Work instructions:
1. From the passage on Dynatrace multicloud monitoring, copy word for word everything from "Nalezinski demonstrated how" up to and including "visualize in dashboards.".
2. Answer these questions from the passage on Dynatrace multicloud monitoring:
(a) Which three GCP basics did Dynatrace OneAgent already support?
(b) What service did Nalezinski add to Dynatrace in two clicks?
(c) How many metrics did Dynatrace automatically select for that service?
3. Write the next part of the passage on Dynatrace multicloud monitoring, picking up after its final sentence.

Nalezinski argued that teams should be able to focus on delivering the best features in the most appropriate environment, not worrying about integration. “Customers should have the flexibility to choose any cloud vendor they want and however many they want, even on-premises. They need a platform-agnostic way to monitor and manage performance across all of them seamlessly. Hybrid environments shouldn’t have to require hybrid monitoring tools.”

A single source of truth—one platform to tame multicloud complexity

To illustrate his point, Nalezinski gave the example of the GCP suite of services. “Dynatrace OneAgent already supported the GCP basics–GCE, GAE, and GKE–but now supports all the other GCP monitoring APIs. Dynatrace captures all the relevant data and analyzes it with AI. This instantly identifies the root cause of any problem with the application or its infrastructure, anywhere it’s hosted or transacting.” He went on to explain why this is unique.

“We believe ingesting data into Dynatrace is only the first step in the cloud monitoring journey,” he said. “That’s why we provide Cloud Monitoring, a package of capabilities for the cloud services we’re supporting. It includes metrics, dashboards, alerts, events, logs, and cross-environment traces. It’s all aimed at quick-starting multicloud monitoring with zero or minimal user input.”

Nalezinski demonstrated how easy it is to add a new service to Dynatrace. In two clicks, he added Azure App Services Plan. Dynatrace automatically selected the six most important metrics: CPU and memory percentage, disk and HTTP queue length, and data in/out. “You really don’t have to think about it,” Nalezinski said, although with Dynatrace, it’s easy to customize every service. Data gathered from multicloud environments is also available to visualize in dashboards.

Information supplied:
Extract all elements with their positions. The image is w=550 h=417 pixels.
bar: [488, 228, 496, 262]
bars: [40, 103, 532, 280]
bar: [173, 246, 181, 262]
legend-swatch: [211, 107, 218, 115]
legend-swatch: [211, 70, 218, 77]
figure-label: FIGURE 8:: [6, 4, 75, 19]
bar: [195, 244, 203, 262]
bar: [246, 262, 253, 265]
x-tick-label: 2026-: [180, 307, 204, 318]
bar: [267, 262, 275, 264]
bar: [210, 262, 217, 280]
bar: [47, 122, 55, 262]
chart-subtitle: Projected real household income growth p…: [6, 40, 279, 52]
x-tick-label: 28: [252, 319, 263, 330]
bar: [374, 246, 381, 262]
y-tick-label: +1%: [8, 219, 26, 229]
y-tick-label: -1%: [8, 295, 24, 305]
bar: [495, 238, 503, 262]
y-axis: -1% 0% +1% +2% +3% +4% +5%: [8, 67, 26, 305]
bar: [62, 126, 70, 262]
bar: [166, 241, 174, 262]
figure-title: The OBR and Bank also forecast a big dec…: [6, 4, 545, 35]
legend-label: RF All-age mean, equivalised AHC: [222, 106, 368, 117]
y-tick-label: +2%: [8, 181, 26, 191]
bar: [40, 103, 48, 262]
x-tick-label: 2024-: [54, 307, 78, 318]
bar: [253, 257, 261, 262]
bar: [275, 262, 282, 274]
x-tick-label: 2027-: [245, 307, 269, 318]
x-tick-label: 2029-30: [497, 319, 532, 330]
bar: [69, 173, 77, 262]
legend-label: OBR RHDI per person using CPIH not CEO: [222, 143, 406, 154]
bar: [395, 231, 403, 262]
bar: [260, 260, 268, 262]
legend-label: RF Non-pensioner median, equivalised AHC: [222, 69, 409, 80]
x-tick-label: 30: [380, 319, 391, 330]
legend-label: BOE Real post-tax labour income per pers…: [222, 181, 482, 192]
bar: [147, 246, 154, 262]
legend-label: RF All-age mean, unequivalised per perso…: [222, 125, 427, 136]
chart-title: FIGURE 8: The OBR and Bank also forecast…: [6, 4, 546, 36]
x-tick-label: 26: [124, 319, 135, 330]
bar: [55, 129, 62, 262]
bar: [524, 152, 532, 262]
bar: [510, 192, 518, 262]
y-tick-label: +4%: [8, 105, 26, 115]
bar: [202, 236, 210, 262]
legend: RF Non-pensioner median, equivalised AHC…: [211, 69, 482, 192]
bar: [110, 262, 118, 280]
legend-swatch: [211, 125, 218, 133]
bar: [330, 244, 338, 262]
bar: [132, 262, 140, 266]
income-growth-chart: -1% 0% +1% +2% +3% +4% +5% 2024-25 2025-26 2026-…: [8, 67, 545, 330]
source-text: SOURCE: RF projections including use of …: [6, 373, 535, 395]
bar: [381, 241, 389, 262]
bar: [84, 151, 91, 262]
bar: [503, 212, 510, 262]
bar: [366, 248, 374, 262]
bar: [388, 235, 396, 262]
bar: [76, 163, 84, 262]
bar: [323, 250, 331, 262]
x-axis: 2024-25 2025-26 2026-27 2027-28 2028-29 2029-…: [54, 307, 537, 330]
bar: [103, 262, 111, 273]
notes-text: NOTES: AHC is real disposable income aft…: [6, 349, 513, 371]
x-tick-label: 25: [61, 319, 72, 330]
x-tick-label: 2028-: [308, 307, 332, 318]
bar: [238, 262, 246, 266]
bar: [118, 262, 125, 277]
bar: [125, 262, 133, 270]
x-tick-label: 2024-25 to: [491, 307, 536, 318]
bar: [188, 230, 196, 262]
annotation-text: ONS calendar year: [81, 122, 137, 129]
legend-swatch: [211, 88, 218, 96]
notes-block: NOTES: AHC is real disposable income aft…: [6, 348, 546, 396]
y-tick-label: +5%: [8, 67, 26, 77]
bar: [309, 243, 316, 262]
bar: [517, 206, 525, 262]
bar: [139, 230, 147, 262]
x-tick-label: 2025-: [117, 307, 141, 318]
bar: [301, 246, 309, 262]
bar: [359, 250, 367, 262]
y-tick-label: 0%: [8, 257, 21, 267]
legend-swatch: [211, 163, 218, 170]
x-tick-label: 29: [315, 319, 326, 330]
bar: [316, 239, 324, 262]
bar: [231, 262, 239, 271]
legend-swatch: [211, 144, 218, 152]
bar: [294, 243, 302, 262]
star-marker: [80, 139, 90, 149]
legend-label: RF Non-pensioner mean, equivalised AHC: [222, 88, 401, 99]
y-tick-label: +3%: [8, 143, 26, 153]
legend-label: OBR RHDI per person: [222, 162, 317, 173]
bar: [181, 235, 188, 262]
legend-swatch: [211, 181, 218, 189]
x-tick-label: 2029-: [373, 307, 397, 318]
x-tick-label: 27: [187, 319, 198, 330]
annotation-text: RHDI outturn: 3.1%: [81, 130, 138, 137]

Task-by-task outputs:
1.
Nalezinski demonstrated how easy it is to add a new service to Dynatrace. In two clicks, he added Azure App Services Plan. Dynatrace automatically selected the six most important metrics: CPU and memory percentage, disk and HTTP queue length, and data in/out. “You really don’t have to think about it,” Nalezinski said, although with Dynatrace, it’s easy to customize every service. Data gathered from multicloud environments is also available to visualize in dashboards.

2.
(a) GCE, GAE, and GKE
(b) Azure App Services Plan
(c) Six

3.
Turning terabytes of logs into answers to real problems—instantly

Michal Franczak pointed out that Dynatrace’s multicloud observability extends far beyond monitoring, dashboards, and alerts. “Teams need more than just performance metrics,” says Franczak. His role at Dynatrace focuses on using logs to enhance workload observability.

Cloud environments can generate terabytes of logs for many services in all different formats. “Often, teams don’t have access to the underlying virtual machine, so log data can be priceless for troubleshooting,” Franczak said. “In such cases, it’s critical to filter data and show logs in the right context.”

Dynatrace Log Monitoring provides access to the raw log data and extracts the most important metadata. It connects log lines to real problems and the entities that connect to them in the environment. “Logs can extend your multicloud observability beyond simple analysis,” Franczak said. “Davis AI automates the entire root-cause detection process.”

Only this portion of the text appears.